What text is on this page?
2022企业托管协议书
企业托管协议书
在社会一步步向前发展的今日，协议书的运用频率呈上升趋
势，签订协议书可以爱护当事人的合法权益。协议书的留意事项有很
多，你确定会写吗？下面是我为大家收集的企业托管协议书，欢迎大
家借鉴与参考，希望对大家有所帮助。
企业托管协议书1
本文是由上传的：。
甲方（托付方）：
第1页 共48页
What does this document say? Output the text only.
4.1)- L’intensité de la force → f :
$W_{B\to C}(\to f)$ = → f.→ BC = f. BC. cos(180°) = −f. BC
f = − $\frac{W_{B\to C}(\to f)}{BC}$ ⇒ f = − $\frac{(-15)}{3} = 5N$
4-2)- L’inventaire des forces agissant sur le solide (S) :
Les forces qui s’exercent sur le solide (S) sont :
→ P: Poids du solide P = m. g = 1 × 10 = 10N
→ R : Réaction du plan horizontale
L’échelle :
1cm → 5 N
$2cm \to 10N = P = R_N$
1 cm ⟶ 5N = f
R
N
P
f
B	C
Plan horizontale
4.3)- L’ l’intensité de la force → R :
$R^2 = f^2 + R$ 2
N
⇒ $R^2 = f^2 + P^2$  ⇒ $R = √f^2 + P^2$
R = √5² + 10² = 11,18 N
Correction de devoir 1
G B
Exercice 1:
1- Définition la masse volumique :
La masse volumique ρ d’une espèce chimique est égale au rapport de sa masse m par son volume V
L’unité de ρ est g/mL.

#### What is required:
The data above must be returned in full, exactly as written.

#### Task response:
What text is on this page?
2022企业托管协议书
企业托管协议书
在社会一步步向前发展的今日，协议书的运用频率呈上升趋
势，签订协议书可以爱护当事人的合法权益。协议书的留意事项有很
多，你确定会写吗？下面是我为大家收集的企业托管协议书，欢迎大
家借鉴与参考，希望对大家有所帮助。
企业托管协议书1
本文是由上传的：。
甲方（托付方）：
第1页 共48页
What does this document say? Output the text only.
4.1)- L’intensité de la force → f :
$W_{B\to C}(\to f)$ = → f.→ BC = f. BC. cos(180°) = −f. BC
f = − $\frac{W_{B\to C}(\to f)}{BC}$ ⇒ f = − $\frac{(-15)}{3} = 5N$
4-2)- L’inventaire des forces agissant sur le solide (S) :
Les forces qui s’exercent sur le solide (S) sont :
→ P: Poids du solide P = m. g = 1 × 10 = 10N
→ R : Réaction du plan horizontale
L’échelle :
1cm → 5 N
$2cm \to 10N = P = R_N$
1 cm ⟶ 5N = f
R
N
P
f
B	C
Plan horizontale
4.3)- L’ l’intensité de la force → R :
$R^2 = f^2 + R$ 2
N
⇒ $R^2 = f^2 + P^2$  ⇒ $R = √f^2 + P^2$
R = √5² + 10² = 11,18 N
Correction de devoir 1
G B
Exercice 1:
1- Définition la masse volumique :
La masse volumique ρ d’une espèce chimique est égale au rapport de sa masse m par son volume V
L’unité de ρ est g/mL.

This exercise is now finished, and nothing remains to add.